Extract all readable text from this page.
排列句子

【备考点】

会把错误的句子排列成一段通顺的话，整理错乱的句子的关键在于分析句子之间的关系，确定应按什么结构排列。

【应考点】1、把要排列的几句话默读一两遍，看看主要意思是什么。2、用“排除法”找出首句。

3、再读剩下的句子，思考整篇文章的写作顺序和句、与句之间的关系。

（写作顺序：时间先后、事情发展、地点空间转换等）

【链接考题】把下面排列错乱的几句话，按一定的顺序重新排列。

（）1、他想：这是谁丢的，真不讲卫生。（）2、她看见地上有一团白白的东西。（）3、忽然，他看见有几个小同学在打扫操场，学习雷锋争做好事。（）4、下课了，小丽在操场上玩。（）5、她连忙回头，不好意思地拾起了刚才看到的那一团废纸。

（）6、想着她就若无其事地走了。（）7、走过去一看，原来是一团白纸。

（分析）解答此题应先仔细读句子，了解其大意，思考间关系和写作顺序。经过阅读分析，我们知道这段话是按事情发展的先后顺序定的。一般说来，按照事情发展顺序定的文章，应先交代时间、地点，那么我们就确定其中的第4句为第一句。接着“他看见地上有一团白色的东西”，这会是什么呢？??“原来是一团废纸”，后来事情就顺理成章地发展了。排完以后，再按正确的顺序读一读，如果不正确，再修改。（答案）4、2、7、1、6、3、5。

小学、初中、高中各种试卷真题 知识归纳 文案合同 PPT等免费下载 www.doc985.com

################

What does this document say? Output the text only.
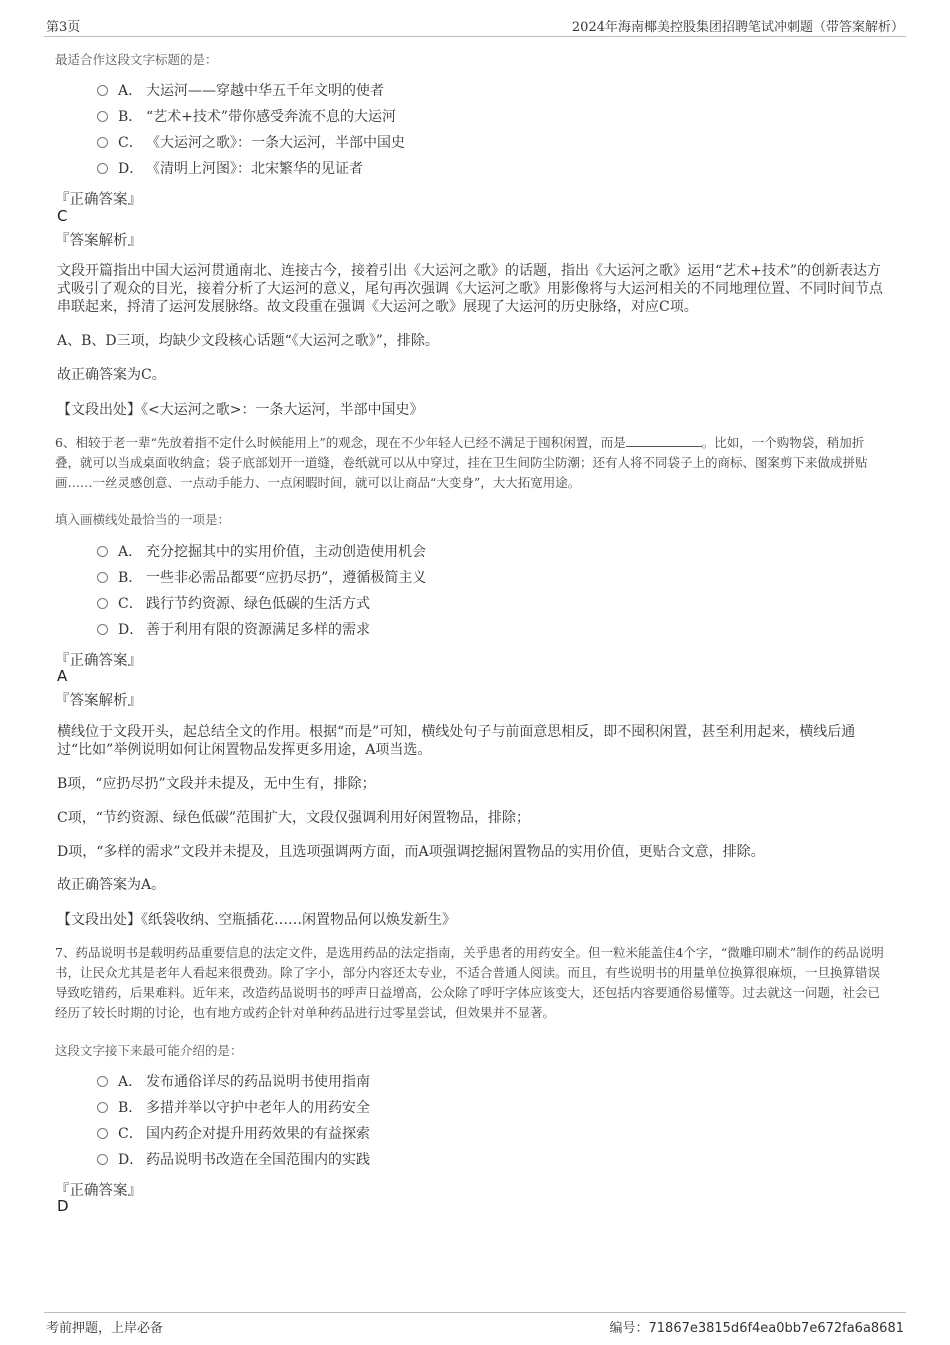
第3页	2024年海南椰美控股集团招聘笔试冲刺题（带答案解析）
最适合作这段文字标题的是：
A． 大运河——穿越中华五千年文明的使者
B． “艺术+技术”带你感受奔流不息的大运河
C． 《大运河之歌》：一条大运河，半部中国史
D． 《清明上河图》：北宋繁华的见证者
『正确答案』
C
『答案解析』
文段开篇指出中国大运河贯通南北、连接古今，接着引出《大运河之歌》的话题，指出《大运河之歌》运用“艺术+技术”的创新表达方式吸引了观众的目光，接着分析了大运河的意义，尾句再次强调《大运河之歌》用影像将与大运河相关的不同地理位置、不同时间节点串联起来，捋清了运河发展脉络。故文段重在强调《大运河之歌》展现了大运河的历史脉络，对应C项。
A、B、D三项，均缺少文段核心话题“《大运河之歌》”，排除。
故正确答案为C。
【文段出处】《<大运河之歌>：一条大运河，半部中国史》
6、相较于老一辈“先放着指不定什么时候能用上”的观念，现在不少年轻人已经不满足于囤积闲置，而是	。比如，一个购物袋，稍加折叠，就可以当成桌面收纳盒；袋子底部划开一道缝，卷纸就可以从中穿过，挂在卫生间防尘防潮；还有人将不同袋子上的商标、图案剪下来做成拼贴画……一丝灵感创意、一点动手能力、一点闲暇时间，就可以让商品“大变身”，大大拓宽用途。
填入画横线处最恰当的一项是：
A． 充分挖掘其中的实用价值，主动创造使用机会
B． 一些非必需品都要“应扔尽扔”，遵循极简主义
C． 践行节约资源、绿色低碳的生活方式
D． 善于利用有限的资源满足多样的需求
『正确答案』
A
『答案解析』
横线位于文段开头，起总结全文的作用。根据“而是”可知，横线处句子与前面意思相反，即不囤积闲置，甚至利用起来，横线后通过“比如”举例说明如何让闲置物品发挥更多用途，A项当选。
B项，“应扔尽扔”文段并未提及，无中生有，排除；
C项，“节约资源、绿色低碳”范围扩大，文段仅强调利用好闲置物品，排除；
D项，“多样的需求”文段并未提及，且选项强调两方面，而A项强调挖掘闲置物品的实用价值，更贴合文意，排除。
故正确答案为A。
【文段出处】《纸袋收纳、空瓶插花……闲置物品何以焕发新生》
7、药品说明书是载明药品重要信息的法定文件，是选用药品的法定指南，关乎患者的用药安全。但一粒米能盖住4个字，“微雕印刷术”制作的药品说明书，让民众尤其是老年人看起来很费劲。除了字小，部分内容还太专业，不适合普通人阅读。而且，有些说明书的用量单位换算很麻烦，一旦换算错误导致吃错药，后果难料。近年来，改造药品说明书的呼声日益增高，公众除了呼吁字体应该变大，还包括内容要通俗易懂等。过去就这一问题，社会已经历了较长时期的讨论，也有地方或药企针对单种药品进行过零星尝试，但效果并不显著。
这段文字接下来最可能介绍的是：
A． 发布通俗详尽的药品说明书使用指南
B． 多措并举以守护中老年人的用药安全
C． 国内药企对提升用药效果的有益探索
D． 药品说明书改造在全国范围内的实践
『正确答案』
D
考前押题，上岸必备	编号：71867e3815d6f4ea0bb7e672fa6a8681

################

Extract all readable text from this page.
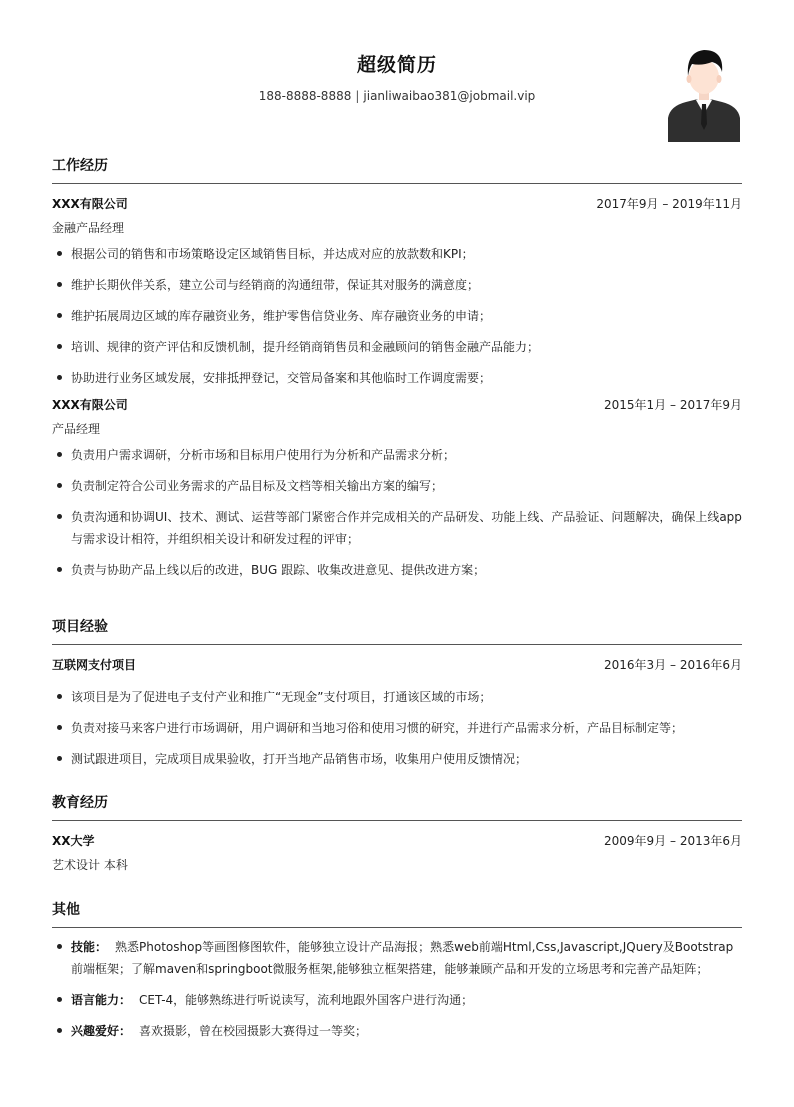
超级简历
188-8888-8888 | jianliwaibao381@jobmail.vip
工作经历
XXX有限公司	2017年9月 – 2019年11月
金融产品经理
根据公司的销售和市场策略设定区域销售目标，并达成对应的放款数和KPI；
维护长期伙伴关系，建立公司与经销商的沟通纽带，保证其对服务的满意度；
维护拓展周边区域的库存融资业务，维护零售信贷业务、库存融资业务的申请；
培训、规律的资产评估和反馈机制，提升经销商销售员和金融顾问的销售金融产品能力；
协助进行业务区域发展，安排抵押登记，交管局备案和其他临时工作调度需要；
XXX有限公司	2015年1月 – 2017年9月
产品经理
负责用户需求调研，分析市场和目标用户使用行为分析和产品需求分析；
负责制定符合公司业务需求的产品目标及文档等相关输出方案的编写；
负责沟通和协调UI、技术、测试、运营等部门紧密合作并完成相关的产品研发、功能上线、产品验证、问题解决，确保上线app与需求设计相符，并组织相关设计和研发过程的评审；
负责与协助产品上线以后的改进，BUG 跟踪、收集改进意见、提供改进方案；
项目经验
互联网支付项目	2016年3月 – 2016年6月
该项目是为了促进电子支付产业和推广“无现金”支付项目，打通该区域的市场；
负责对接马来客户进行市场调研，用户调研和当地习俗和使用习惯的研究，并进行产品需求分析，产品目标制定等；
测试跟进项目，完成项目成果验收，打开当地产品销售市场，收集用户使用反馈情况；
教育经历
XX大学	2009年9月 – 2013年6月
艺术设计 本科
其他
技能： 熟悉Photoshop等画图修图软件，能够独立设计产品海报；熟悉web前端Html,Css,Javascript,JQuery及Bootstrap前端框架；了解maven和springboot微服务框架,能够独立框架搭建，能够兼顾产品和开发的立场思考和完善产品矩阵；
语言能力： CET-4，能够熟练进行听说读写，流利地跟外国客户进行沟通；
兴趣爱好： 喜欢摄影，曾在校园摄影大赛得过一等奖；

################

▸ **Exercise**
Filter the entries down to the lines with the word "大运河之歌" in them.

▸ **Completed exercise**
C． 《大运河之歌》：一条大运河，半部中国史
文段开篇指出中国大运河贯通南北、连接古今，接着引出《大运河之歌》的话题，指出《大运河之歌》运用“艺术+技术”的创新表达方式吸引了观众的目光，接着分析了大运河的意义，尾句再次强调《大运河之歌》用影像将与大运河相关的不同地理位置、不同时间节点串联起来，捋清了运河发展脉络。故文段重在强调《大运河之歌》展现了大运河的历史脉络，对应C项。
A、B、D三项，均缺少文段核心话题“《大运河之歌》”，排除。
【文段出处】《<大运河之歌>：一条大运河，半部中国史》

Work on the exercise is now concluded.